## ЗАДАНИЯ
1) Ответьте на вопросы по отрывку о застольях, каждый ответ дайте с той же пометкой:
(a) Кем гости приходились родителям?
(b) Что распространялось из кухни?
(c) Какая комната служила также спальней?
2) Измените в отрывке о застольях фрагмент от «Все многочисленные гости» до «выпивать и закусывать.»: замените «гости» на «посетители» и приведите этот фрагмент целиком.

╭─ ОТРЫВОК

Все многочисленные гости были друзьями родителей с юношеских лет. В те зимы они отличались чрезвычайной говорливостью, восторженностью, сравнительно приличным здоровьем, которое позволяло им столь же прилично выпивать и закусывать.
Ботинки и пальто загромождали прихожую, квартиру заполнял неровный гул и радостные выкрики, все чаще весело журчал туалет, в коридоре пахло женскими духами, а из кухни распространялся соблазнительный и знакомый мне только по дачным посиделкам сигаретный дым (родители не курили). Мне иногда доставались мелкие сувениры, частенько я удостаивался и «взрослого» разговора. В ряде случаев даже некоторое время сидел за общим столом.
Эти застолья запомнились и Мише. Ведь когда наши родители мирно выпивали, для нас наступало интереснейшее время. Если мы чем-то и занимались в своих комнатах, то как бы между делом. А делом становилось отслеживание событий в гостиной (она же спальня), на кухне, в коридоре. Я прислушивался к разговорам, к каждому анекдоту, оценивал остроты и обсценный юмор, искал образцы для подражания.

╰─
╭─ ИЗВЛЕЧЕННЫЕ ЗАПИСИ

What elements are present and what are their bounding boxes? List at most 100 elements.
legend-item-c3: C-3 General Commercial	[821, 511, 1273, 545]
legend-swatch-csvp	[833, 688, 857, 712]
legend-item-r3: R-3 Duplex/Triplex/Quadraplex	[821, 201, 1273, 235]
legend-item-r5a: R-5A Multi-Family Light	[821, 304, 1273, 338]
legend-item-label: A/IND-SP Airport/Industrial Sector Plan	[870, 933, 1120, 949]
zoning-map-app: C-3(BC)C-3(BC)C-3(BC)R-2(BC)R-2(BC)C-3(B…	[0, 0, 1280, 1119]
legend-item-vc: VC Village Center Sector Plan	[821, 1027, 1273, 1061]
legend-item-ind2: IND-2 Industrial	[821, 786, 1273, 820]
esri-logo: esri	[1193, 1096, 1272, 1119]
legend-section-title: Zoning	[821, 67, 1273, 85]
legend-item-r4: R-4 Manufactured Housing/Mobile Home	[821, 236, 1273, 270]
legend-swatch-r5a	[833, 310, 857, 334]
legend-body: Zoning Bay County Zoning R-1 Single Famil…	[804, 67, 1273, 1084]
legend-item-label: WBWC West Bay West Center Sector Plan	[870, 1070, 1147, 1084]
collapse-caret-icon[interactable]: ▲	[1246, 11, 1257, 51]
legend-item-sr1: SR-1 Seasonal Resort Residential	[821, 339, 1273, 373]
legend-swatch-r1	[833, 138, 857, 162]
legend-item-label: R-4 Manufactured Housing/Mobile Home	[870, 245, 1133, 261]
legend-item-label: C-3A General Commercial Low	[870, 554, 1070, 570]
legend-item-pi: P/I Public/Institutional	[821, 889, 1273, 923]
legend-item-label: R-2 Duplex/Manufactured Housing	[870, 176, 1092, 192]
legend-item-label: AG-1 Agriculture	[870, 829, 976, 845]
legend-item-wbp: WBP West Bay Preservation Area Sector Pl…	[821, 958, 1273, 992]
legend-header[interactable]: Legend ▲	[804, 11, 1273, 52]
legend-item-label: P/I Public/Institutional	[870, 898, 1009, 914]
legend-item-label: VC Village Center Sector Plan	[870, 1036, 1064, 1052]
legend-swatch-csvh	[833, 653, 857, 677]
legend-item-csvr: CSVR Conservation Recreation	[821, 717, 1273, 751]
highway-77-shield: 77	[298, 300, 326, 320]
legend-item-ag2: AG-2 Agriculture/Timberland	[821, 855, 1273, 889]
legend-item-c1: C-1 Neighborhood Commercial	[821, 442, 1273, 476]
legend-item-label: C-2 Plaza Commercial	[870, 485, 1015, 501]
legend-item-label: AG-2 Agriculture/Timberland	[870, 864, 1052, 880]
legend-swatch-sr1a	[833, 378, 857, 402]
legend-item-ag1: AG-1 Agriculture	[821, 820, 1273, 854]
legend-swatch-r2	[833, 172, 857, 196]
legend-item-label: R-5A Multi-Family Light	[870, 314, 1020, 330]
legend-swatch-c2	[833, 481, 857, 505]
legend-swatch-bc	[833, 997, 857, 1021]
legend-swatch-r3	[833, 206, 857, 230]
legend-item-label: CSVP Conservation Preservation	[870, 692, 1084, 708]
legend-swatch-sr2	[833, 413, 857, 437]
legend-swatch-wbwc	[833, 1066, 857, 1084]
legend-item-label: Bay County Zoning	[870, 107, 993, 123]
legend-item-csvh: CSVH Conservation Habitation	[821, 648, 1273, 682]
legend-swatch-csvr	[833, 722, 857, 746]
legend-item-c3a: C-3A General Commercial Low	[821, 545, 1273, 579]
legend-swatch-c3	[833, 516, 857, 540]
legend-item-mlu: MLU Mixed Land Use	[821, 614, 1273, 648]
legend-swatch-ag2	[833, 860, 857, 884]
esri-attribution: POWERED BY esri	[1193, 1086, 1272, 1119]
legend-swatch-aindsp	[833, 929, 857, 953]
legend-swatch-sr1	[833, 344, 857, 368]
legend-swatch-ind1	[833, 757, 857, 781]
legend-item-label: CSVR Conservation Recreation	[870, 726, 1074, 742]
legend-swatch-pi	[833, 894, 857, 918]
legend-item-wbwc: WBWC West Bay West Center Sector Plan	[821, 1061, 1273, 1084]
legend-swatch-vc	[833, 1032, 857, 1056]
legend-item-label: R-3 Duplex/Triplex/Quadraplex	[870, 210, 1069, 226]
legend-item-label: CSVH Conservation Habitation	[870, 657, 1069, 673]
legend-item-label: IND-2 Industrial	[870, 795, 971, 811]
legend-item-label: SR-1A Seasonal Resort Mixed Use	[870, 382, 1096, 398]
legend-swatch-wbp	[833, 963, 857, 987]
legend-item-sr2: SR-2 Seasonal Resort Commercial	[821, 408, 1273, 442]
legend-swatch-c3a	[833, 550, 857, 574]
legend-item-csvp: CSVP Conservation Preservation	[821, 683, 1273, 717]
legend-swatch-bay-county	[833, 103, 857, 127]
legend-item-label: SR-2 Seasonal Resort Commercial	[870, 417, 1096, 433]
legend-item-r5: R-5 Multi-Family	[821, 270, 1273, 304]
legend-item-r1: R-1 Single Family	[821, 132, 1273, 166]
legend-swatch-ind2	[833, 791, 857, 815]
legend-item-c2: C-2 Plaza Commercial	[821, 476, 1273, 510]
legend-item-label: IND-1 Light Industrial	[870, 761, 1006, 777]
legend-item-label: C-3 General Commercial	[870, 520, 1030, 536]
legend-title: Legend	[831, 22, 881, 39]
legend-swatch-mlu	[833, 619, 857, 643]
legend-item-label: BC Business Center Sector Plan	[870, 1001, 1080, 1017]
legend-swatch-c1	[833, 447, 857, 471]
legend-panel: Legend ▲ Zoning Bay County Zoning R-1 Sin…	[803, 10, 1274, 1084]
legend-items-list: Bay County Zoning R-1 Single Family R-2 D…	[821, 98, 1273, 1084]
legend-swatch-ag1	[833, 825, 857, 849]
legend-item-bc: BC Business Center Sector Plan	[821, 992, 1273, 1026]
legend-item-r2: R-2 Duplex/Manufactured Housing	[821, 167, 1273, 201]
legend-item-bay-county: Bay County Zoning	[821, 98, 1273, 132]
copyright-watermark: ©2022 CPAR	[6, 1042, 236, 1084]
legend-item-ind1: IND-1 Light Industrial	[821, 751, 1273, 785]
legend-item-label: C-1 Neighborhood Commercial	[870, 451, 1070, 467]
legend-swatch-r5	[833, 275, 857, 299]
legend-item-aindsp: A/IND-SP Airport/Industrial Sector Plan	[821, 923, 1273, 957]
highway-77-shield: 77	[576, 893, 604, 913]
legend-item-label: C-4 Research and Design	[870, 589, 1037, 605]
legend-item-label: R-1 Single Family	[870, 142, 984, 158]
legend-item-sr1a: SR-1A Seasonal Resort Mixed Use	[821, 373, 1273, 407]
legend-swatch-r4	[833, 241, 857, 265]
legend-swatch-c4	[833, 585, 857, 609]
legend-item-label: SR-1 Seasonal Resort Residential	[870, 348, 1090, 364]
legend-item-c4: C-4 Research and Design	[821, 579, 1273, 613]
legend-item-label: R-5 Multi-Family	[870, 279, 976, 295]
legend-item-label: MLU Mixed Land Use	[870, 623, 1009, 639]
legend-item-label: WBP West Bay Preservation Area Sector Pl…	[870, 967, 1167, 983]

╰─

## ОТВЕТЫ
1)
(a) Друзьями с юношеских лет.
(b) Сигаретный дым.
(c) Гостиная.

2)
Все многочисленные посетители были друзьями родителей с юношеских лет. В те зимы они отличались чрезвычайной говорливостью, восторженностью, сравнительно приличным здоровьем, которое позволяло им столь же прилично выпивать и закусывать.